Output each entry that follows exactly. Images stay out.

**Material for this task:**
..........

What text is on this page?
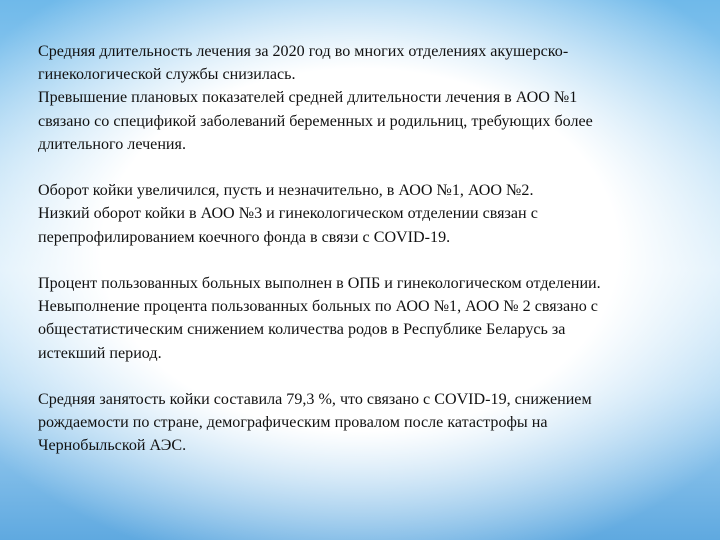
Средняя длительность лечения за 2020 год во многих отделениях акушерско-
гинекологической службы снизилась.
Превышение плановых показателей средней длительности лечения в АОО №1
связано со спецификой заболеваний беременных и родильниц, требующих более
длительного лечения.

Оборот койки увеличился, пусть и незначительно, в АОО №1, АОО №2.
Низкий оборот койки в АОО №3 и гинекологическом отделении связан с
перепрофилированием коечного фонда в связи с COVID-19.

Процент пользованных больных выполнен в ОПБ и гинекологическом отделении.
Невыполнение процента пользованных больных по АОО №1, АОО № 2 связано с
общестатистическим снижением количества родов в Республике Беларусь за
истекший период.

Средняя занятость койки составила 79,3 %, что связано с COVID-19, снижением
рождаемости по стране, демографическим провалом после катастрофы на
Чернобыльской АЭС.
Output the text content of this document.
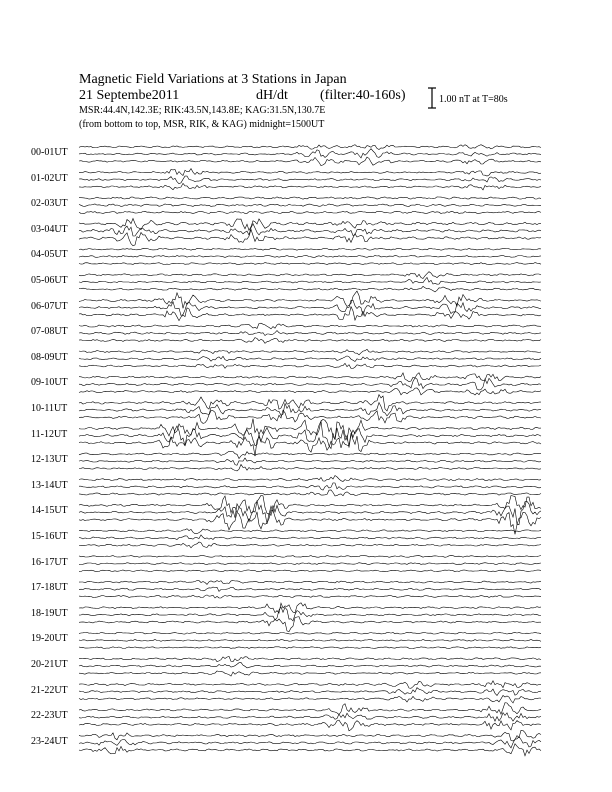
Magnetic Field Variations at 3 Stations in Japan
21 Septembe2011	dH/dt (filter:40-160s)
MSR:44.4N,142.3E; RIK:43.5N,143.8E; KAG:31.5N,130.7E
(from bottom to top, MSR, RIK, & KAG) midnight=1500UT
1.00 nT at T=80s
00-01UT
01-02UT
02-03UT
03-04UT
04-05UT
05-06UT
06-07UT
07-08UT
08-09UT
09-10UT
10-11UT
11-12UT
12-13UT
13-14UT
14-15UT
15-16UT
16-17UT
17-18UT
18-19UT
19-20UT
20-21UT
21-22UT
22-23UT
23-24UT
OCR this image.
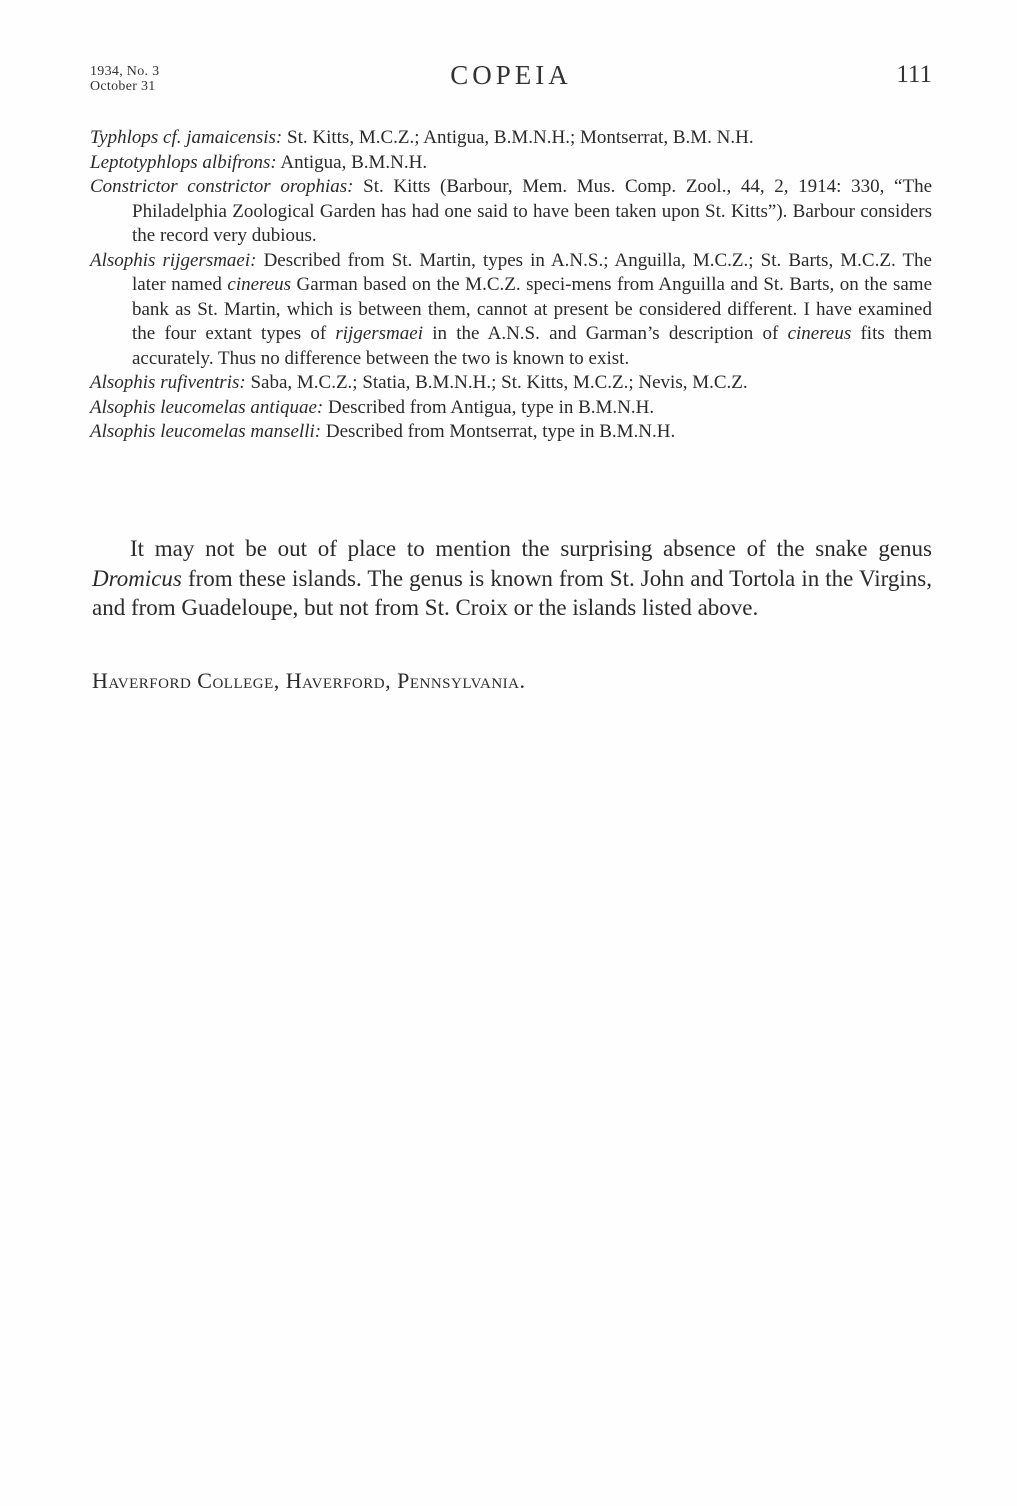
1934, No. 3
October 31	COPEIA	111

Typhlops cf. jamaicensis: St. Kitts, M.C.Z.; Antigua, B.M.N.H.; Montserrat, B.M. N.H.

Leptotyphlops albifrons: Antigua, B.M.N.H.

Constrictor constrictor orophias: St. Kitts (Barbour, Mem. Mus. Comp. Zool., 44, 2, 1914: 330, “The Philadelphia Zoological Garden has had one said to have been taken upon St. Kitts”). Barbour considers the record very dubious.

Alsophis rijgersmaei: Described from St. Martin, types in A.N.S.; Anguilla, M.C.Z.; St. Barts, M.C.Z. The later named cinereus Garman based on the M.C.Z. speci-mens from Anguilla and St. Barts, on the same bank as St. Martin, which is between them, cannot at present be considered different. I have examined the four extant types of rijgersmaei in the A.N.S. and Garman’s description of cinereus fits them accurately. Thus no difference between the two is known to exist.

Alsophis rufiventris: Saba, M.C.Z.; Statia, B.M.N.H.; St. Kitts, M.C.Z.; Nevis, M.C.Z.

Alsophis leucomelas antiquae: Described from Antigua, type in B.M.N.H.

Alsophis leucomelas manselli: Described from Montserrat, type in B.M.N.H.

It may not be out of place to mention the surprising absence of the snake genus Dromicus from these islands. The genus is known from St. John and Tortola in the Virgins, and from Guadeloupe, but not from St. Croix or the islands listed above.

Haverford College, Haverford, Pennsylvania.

..........

**Result:**
What text is on this page?
Средняя длительность лечения за 2020 год во многих отделениях акушерско-
гинекологической службы снизилась.
Превышение плановых показателей средней длительности лечения в АОО №1
связано со спецификой заболеваний беременных и родильниц, требующих более
длительного лечения.

Оборот койки увеличился, пусть и незначительно, в АОО №1, АОО №2.
Низкий оборот койки в АОО №3 и гинекологическом отделении связан с
перепрофилированием коечного фонда в связи с COVID-19.

Процент пользованных больных выполнен в ОПБ и гинекологическом отделении.
Невыполнение процента пользованных больных по АОО №1, АОО № 2 связано с
общестатистическим снижением количества родов в Республике Беларусь за
истекший период.

Средняя занятость койки составила 79,3 %, что связано с COVID-19, снижением
рождаемости по стране, демографическим провалом после катастрофы на
Чернобыльской АЭС.
Output the text content of this document.
Magnetic Field Variations at 3 Stations in Japan
21 Septembe2011	dH/dt (filter:40-160s)
MSR:44.4N,142.3E; RIK:43.5N,143.8E; KAG:31.5N,130.7E
(from bottom to top, MSR, RIK, & KAG) midnight=1500UT
1.00 nT at T=80s
00-01UT
01-02UT
02-03UT
03-04UT
04-05UT
05-06UT
06-07UT
07-08UT
08-09UT
09-10UT
10-11UT
11-12UT
12-13UT
13-14UT
14-15UT
15-16UT
16-17UT
17-18UT
18-19UT
19-20UT
20-21UT
21-22UT
22-23UT
23-24UT
OCR this image.
1934, No. 3
October 31	COPEIA	111

Typhlops cf. jamaicensis: St. Kitts, M.C.Z.; Antigua, B.M.N.H.; Montserrat, B.M. N.H.

Leptotyphlops albifrons: Antigua, B.M.N.H.

Constrictor constrictor orophias: St. Kitts (Barbour, Mem. Mus. Comp. Zool., 44, 2, 1914: 330, “The Philadelphia Zoological Garden has had one said to have been taken upon St. Kitts”). Barbour considers the record very dubious.

Alsophis rijgersmaei: Described from St. Martin, types in A.N.S.; Anguilla, M.C.Z.; St. Barts, M.C.Z. The later named cinereus Garman based on the M.C.Z. speci-mens from Anguilla and St. Barts, on the same bank as St. Martin, which is between them, cannot at present be considered different. I have examined the four extant types of rijgersmaei in the A.N.S. and Garman’s description of cinereus fits them accurately. Thus no difference between the two is known to exist.

Alsophis rufiventris: Saba, M.C.Z.; Statia, B.M.N.H.; St. Kitts, M.C.Z.; Nevis, M.C.Z.

Alsophis leucomelas antiquae: Described from Antigua, type in B.M.N.H.

Alsophis leucomelas manselli: Described from Montserrat, type in B.M.N.H.

It may not be out of place to mention the surprising absence of the snake genus Dromicus from these islands. The genus is known from St. John and Tortola in the Virgins, and from Guadeloupe, but not from St. Croix or the islands listed above.

Haverford College, Haverford, Pennsylvania.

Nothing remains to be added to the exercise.